- **Written exercise**
From the listing below, pull out the lines that hold "screenshot".

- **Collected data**

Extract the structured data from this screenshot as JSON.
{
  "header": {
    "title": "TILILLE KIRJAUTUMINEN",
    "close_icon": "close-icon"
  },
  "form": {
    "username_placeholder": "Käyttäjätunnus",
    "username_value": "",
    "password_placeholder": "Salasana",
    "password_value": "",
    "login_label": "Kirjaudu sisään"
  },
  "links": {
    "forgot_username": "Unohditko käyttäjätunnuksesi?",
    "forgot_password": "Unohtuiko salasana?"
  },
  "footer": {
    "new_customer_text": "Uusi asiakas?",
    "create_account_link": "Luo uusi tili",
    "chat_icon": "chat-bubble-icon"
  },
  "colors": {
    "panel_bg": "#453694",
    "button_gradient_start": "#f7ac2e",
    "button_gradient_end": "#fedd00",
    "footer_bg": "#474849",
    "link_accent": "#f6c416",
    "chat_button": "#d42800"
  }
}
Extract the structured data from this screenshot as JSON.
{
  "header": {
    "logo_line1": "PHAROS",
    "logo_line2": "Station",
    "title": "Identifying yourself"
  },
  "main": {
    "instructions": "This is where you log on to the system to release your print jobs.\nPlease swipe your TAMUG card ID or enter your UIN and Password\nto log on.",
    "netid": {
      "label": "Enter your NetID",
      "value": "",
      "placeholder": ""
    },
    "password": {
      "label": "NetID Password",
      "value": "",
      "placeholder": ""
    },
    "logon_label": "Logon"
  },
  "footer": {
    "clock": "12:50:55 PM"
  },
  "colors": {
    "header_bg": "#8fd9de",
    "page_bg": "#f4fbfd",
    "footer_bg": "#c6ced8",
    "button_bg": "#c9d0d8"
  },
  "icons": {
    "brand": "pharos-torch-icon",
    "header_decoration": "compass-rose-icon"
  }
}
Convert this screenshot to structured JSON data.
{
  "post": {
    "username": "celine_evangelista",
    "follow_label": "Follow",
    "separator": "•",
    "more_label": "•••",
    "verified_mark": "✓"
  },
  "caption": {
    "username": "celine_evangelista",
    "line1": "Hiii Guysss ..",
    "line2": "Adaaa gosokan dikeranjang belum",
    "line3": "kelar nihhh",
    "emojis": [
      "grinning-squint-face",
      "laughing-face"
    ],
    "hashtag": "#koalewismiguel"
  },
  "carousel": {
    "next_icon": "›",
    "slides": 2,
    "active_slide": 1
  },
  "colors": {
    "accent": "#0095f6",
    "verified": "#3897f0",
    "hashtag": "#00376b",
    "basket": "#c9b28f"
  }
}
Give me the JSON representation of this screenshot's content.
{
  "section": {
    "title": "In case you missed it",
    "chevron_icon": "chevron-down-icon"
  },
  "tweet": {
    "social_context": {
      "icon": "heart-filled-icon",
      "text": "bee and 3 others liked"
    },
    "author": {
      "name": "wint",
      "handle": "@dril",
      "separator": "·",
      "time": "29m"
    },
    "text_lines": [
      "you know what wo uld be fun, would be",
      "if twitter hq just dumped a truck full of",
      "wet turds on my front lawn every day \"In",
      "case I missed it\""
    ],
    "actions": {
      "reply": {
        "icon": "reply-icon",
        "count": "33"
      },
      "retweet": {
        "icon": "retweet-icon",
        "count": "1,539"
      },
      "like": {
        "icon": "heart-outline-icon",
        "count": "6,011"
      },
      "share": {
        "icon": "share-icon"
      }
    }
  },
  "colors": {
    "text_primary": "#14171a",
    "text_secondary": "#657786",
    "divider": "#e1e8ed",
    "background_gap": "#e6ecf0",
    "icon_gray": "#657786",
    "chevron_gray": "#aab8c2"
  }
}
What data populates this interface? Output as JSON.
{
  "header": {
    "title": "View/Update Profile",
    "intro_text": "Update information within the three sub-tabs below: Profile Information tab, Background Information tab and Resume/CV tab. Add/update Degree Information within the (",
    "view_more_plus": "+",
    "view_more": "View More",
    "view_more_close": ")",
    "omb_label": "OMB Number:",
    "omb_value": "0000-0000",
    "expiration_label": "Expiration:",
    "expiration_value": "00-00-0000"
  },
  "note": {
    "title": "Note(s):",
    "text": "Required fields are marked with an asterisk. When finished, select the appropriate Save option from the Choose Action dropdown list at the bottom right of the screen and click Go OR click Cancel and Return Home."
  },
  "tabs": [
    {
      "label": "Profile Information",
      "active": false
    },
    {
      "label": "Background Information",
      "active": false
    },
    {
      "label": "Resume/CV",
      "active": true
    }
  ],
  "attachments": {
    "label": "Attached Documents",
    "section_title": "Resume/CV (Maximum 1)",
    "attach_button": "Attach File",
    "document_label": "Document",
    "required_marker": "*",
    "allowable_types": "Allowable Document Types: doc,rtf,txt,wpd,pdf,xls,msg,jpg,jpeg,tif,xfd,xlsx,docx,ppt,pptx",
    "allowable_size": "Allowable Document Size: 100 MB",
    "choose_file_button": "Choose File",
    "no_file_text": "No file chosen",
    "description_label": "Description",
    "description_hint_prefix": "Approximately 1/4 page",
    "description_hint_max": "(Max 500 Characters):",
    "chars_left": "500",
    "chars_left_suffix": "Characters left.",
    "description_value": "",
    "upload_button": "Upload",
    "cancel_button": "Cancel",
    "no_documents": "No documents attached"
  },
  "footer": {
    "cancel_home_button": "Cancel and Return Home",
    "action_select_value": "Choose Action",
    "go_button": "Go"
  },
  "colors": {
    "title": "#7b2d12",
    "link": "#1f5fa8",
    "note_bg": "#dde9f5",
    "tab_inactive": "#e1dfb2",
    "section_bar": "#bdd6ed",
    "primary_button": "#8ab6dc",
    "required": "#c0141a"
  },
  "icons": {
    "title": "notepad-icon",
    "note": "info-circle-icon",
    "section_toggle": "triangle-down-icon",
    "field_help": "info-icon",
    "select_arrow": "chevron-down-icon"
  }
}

- **Finished answer**
Extract the structured data from this screenshot as JSON.
Extract the structured data from this screenshot as JSON.
Convert this screenshot to structured JSON data.
Give me the JSON representation of this screenshot's content.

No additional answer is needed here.